-- Start Input --
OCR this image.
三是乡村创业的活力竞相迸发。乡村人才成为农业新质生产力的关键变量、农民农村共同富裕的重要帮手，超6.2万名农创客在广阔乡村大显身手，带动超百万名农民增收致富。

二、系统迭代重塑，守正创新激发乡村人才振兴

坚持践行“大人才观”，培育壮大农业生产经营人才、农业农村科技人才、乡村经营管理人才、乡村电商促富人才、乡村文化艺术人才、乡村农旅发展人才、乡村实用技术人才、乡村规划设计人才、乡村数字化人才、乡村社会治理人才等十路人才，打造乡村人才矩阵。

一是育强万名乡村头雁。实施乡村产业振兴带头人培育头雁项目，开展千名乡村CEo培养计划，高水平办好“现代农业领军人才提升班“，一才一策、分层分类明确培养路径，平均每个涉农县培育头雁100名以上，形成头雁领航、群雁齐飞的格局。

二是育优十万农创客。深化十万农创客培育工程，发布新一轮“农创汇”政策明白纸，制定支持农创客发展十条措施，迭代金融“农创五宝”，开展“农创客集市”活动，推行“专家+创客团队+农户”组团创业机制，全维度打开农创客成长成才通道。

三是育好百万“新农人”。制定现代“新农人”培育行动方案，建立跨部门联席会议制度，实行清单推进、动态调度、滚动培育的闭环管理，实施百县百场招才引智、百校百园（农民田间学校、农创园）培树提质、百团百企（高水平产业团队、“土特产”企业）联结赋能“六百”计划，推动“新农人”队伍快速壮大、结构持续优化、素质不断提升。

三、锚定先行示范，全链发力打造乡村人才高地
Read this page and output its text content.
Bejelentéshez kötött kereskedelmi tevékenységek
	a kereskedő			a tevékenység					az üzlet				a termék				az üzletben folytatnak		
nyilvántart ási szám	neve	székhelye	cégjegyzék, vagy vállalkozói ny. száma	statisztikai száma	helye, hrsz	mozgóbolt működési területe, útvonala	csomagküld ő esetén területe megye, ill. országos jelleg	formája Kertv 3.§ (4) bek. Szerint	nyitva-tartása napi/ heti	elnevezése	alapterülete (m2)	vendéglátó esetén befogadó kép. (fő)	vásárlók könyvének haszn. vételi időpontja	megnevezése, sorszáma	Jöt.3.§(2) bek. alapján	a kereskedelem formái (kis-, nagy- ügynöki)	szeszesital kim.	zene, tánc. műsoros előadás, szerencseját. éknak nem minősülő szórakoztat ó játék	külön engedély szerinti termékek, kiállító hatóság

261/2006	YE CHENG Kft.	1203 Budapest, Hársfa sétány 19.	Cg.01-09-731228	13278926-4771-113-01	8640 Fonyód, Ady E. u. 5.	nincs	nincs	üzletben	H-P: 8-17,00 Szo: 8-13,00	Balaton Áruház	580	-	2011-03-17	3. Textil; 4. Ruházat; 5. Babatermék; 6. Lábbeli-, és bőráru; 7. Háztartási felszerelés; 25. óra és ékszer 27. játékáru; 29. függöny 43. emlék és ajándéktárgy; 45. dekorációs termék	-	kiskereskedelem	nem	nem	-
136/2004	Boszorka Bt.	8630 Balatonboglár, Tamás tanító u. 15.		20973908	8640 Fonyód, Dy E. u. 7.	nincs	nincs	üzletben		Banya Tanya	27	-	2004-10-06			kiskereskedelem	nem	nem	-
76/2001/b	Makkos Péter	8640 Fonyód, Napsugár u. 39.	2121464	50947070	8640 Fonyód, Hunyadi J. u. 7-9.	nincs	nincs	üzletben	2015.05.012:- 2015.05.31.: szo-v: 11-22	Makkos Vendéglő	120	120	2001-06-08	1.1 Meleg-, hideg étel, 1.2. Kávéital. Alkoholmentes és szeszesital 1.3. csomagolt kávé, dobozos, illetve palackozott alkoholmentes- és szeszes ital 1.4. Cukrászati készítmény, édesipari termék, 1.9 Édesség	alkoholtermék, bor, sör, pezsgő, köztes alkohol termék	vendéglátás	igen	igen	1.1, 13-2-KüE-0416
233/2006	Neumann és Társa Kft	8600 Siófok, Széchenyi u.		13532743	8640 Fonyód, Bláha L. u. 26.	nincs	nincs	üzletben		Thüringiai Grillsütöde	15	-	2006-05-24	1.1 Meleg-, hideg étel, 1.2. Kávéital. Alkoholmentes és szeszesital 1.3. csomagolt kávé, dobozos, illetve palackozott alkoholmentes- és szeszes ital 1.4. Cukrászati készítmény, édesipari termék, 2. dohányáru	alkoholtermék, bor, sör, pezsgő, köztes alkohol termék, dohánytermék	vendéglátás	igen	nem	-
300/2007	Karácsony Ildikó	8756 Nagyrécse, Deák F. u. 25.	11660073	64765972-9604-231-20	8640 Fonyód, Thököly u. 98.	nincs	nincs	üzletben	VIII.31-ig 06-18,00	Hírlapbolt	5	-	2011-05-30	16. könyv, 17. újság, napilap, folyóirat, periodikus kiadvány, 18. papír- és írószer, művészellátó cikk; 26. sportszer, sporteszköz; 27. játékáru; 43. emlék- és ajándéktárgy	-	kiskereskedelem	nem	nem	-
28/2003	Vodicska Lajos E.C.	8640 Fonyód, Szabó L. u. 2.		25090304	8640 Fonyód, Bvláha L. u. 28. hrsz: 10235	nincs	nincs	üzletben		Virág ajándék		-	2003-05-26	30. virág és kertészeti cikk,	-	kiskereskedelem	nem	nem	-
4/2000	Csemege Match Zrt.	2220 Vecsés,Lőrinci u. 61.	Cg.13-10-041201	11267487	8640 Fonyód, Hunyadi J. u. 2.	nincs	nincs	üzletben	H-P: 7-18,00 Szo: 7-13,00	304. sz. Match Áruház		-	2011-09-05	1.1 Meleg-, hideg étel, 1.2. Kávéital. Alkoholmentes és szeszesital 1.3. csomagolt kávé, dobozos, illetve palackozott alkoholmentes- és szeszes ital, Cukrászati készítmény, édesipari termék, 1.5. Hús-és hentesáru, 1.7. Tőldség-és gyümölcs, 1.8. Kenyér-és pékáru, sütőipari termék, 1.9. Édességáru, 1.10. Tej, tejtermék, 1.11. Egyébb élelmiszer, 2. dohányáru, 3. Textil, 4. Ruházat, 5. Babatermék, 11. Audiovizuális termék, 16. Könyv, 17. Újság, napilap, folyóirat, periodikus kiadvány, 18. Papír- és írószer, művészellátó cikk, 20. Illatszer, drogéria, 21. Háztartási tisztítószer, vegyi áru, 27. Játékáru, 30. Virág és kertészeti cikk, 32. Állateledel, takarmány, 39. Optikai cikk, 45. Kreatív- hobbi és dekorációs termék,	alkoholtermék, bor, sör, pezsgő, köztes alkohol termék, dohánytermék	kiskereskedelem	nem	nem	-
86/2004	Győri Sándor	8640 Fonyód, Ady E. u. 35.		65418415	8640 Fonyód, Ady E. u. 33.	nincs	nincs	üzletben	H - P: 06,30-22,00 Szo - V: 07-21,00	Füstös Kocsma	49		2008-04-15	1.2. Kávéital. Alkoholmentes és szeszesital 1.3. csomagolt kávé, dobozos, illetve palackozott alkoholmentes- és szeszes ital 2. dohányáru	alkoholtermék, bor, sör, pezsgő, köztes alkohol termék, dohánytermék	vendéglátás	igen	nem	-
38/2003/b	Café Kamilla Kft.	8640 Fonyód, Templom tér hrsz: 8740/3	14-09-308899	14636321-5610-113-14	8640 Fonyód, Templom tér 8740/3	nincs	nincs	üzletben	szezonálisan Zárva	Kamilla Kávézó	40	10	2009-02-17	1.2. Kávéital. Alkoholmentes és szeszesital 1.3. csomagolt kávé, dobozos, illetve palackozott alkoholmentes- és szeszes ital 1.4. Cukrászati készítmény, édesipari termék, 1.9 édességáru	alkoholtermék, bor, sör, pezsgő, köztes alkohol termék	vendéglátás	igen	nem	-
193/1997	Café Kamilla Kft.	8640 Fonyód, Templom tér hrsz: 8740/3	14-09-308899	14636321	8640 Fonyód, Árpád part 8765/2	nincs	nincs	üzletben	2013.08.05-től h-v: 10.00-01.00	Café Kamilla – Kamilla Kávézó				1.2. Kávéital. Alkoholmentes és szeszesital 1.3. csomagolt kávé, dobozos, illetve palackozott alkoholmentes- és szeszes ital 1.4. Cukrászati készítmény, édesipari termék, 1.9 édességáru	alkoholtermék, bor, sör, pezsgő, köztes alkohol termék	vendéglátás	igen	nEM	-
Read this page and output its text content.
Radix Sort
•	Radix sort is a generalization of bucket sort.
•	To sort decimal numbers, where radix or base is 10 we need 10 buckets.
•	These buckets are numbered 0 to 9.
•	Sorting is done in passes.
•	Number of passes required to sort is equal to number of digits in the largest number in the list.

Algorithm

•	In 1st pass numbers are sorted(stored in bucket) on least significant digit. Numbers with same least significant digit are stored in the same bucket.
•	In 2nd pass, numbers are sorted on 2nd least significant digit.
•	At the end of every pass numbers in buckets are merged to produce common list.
-- End Input --
What needs to be done:
Gather every line containing the word "buckets" and copy it.

Answer to this task:
•	To sort decimal numbers, where radix or base is 10 we need 10 buckets.
•	These buckets are numbered 0 to 9.
•	At the end of every pass numbers in buckets are merged to produce common list.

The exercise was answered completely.